[START OF Material provided]

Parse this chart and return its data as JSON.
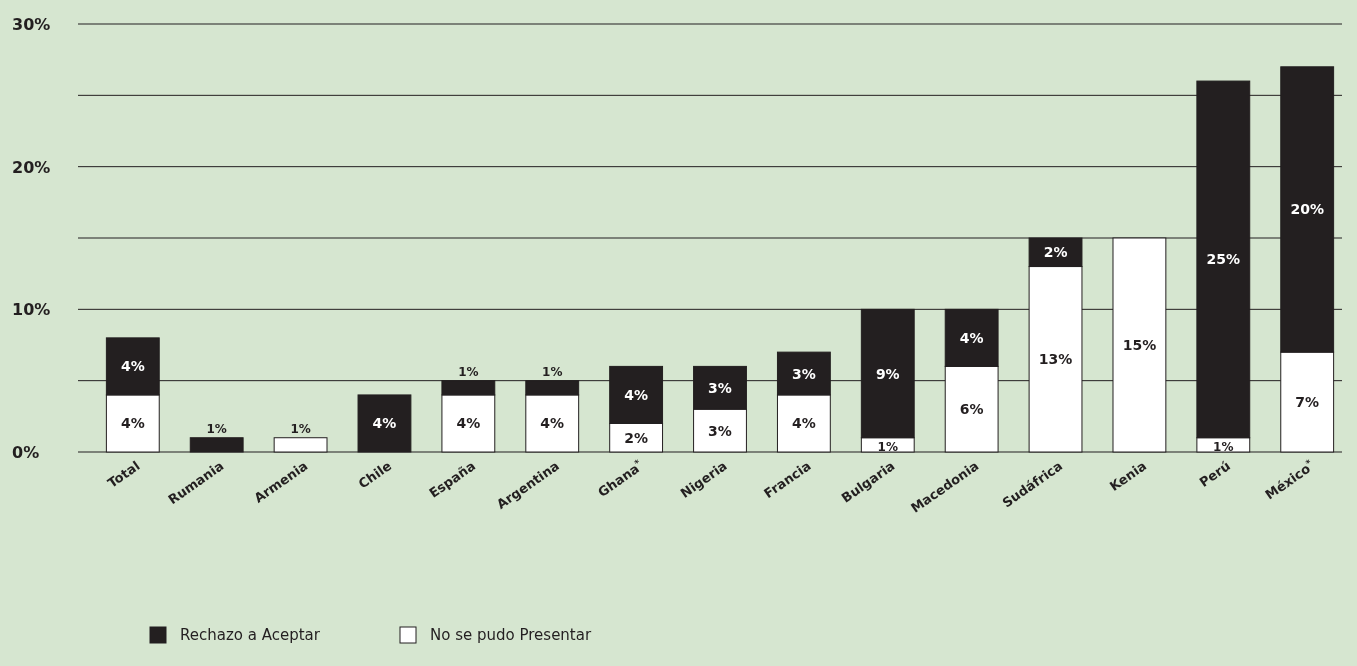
{
  "chart_data": {
    "type": "bar",
    "stacked": true,
    "categories": [
      "Total",
      "Rumania",
      "Armenia",
      "Chile",
      "España",
      "Argentina",
      "Ghana$^{*}$",
      "Nigeria",
      "Francia",
      "Bulgaria",
      "Macedonia",
      "Sudáfrica",
      "Kenia",
      "Perú",
      "México$^{*}$"
    ],
    "series": [
      {
        "name": "No se pudo Presentar",
        "color": "#ffffff",
        "values": [
          4,
          null,
          1,
          null,
          4,
          4,
          2,
          3,
          4,
          1,
          6,
          13,
          15,
          1,
          7
        ],
        "value_labels": [
          "4%",
          null,
          "1%",
          null,
          "4%",
          "4%",
          "2%",
          "3%",
          "4%",
          "1%",
          "6%",
          "13%",
          "15%",
          "1%",
          "7%"
        ]
      },
      {
        "name": "Rechazo a Aceptar",
        "color": "#231f20",
        "values": [
          4,
          1,
          null,
          4,
          1,
          1,
          4,
          3,
          3,
          9,
          4,
          2,
          null,
          25,
          20
        ],
        "value_labels": [
          "4%",
          "1%",
          null,
          "4%",
          "1%",
          "1%",
          "4%",
          "3%",
          "3%",
          "9%",
          "4%",
          "2%",
          null,
          "25%",
          "20%"
        ]
      }
    ],
    "ylim": [
      0,
      30
    ],
    "yticks": [
      {
        "value": 0,
        "label": "0%"
      },
      {
        "value": 5,
        "label": null
      },
      {
        "value": 10,
        "label": "10%"
      },
      {
        "value": 15,
        "label": null
      },
      {
        "value": 20,
        "label": "20%"
      },
      {
        "value": 25,
        "label": null
      },
      {
        "value": 30,
        "label": "30%"
      }
    ],
    "grid": "y",
    "legend": "bottom left"
  }
}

[END OF Material provided]

--- Stated problem ---
Make an exact copy of the listing above. Do not include the pictures.

--- Written answer ---
Parse this chart and return its data as JSON.
{
  "chart_data": {
    "type": "bar",
    "stacked": true,
    "categories": [
      "Total",
      "Rumania",
      "Armenia",
      "Chile",
      "España",
      "Argentina",
      "Ghana$^{*}$",
      "Nigeria",
      "Francia",
      "Bulgaria",
      "Macedonia",
      "Sudáfrica",
      "Kenia",
      "Perú",
      "México$^{*}$"
    ],
    "series": [
      {
        "name": "No se pudo Presentar",
        "color": "#ffffff",
        "values": [
          4,
          null,
          1,
          null,
          4,
          4,
          2,
          3,
          4,
          1,
          6,
          13,
          15,
          1,
          7
        ],
        "value_labels": [
          "4%",
          null,
          "1%",
          null,
          "4%",
          "4%",
          "2%",
          "3%",
          "4%",
          "1%",
          "6%",
          "13%",
          "15%",
          "1%",
          "7%"
        ]
      },
      {
        "name": "Rechazo a Aceptar",
        "color": "#231f20",
        "values": [
          4,
          1,
          null,
          4,
          1,
          1,
          4,
          3,
          3,
          9,
          4,
          2,
          null,
          25,
          20
        ],
        "value_labels": [
          "4%",
          "1%",
          null,
          "4%",
          "1%",
          "1%",
          "4%",
          "3%",
          "3%",
          "9%",
          "4%",
          "2%",
          null,
          "25%",
          "20%"
        ]
      }
    ],
    "ylim": [
      0,
      30
    ],
    "yticks": [
      {
        "value": 0,
        "label": "0%"
      },
      {
        "value": 5,
        "label": null
      },
      {
        "value": 10,
        "label": "10%"
      },
      {
        "value": 15,
        "label": null
      },
      {
        "value": 20,
        "label": "20%"
      },
      {
        "value": 25,
        "label": null
      },
      {
        "value": 30,
        "label": "30%"
      }
    ],
    "grid": "y",
    "legend": "bottom left"
  }
}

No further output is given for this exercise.